:: Extracted material

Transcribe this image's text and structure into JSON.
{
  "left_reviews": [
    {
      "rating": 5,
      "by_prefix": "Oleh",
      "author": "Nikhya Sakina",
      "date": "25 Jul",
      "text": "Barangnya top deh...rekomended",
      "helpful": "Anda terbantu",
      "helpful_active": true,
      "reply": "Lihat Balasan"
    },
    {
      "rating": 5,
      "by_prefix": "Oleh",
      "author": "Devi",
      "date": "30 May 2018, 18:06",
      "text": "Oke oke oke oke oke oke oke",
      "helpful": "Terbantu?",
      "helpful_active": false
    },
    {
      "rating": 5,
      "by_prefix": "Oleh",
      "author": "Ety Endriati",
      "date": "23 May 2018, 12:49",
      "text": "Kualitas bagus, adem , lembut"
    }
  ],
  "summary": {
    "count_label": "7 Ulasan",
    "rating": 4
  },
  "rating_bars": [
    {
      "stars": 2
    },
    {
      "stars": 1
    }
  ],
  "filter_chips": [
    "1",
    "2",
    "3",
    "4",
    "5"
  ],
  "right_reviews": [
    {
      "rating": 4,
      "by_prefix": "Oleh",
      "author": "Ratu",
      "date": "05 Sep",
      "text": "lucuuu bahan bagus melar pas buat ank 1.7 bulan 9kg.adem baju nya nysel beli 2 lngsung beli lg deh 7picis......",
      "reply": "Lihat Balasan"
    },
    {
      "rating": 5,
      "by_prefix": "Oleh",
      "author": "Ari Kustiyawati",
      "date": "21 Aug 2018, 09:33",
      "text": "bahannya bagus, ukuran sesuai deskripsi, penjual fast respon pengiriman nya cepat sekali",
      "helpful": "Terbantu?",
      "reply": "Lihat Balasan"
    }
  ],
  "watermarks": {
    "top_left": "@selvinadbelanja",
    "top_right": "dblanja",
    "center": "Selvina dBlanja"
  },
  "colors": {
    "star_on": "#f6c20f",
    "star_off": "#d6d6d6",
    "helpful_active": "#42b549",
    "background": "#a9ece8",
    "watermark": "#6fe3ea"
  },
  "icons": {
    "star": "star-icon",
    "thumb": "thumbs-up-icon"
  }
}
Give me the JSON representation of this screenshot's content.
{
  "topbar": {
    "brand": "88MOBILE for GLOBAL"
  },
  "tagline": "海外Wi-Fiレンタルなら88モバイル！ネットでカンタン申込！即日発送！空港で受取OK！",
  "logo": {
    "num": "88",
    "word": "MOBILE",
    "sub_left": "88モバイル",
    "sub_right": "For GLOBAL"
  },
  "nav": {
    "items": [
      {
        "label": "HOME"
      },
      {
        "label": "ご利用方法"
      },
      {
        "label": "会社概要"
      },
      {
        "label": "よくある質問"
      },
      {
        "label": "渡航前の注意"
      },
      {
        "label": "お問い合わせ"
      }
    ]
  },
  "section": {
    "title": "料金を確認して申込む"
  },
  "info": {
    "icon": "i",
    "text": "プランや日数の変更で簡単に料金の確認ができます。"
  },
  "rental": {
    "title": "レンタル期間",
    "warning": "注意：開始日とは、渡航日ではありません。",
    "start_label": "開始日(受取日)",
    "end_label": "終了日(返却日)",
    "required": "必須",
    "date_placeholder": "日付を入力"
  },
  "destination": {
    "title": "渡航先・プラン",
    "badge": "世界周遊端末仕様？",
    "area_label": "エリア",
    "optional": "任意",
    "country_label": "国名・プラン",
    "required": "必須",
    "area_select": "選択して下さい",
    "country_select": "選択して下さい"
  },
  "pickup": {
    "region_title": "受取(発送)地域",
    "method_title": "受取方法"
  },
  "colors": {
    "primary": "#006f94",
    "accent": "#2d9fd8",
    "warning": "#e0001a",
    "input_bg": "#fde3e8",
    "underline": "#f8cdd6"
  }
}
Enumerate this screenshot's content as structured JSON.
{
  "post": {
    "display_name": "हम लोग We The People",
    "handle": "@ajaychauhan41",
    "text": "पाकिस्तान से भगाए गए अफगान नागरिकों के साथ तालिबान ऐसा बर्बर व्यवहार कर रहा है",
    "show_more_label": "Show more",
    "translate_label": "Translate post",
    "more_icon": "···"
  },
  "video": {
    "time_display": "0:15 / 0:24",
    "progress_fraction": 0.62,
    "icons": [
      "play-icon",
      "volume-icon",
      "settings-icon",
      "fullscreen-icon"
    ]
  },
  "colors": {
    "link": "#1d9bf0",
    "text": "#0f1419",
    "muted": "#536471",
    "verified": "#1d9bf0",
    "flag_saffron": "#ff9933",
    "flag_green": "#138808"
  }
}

::::

▶ _Problem details_:
Go through the data and gather every line that holds "bagus".

▶ _Response below_:
      "text": "Kualitas bagus, adem , lembut"
      "text": "lucuuu bahan bagus melar pas buat ank 1.7 bulan 9kg.adem baju nya nysel beli 2 lngsung beli lg deh 7picis......",
      "text": "bahannya bagus, ukuran sesuai deskripsi, penjual fast respon pengiriman nya cepat sekali",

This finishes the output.